▸ **What to produce**
Report how many lines contain the word "from", with no other text.

--------

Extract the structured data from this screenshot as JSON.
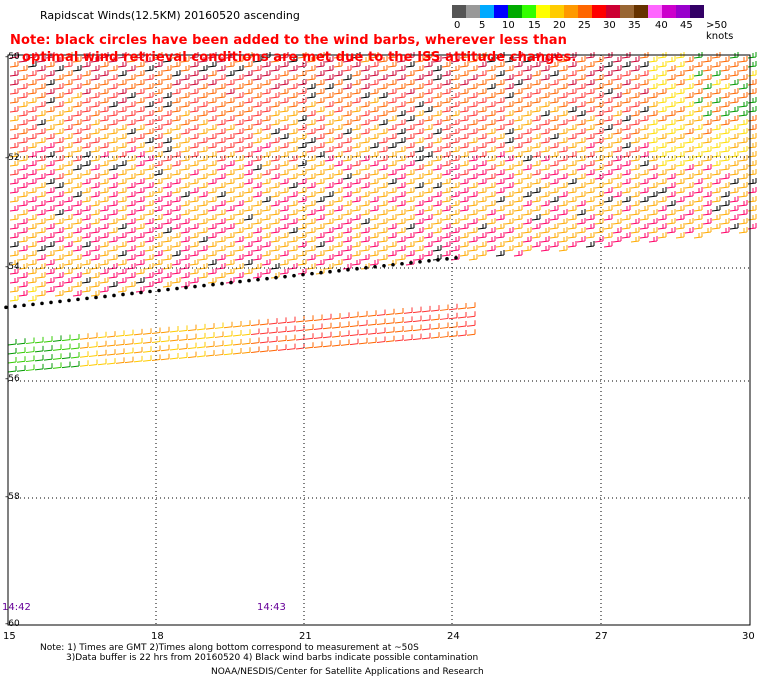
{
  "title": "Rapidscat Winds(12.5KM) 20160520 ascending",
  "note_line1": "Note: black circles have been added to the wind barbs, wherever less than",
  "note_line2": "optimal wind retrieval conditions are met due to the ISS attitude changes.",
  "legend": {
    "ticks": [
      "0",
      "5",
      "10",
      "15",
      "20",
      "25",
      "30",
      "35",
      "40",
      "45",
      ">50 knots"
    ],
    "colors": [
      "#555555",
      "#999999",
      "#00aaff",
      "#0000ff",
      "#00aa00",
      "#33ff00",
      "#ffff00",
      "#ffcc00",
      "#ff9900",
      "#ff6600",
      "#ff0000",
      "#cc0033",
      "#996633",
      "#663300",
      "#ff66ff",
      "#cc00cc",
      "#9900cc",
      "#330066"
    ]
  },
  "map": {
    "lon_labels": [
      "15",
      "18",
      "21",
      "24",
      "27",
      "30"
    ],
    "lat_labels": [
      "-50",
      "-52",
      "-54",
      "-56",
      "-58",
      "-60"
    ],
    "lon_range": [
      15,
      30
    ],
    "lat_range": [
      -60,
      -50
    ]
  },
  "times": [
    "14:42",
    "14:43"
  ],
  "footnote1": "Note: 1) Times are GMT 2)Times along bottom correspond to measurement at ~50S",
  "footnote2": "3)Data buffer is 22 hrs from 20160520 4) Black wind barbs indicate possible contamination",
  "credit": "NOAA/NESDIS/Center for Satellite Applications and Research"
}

--------

▸ **Result for this exercise**
2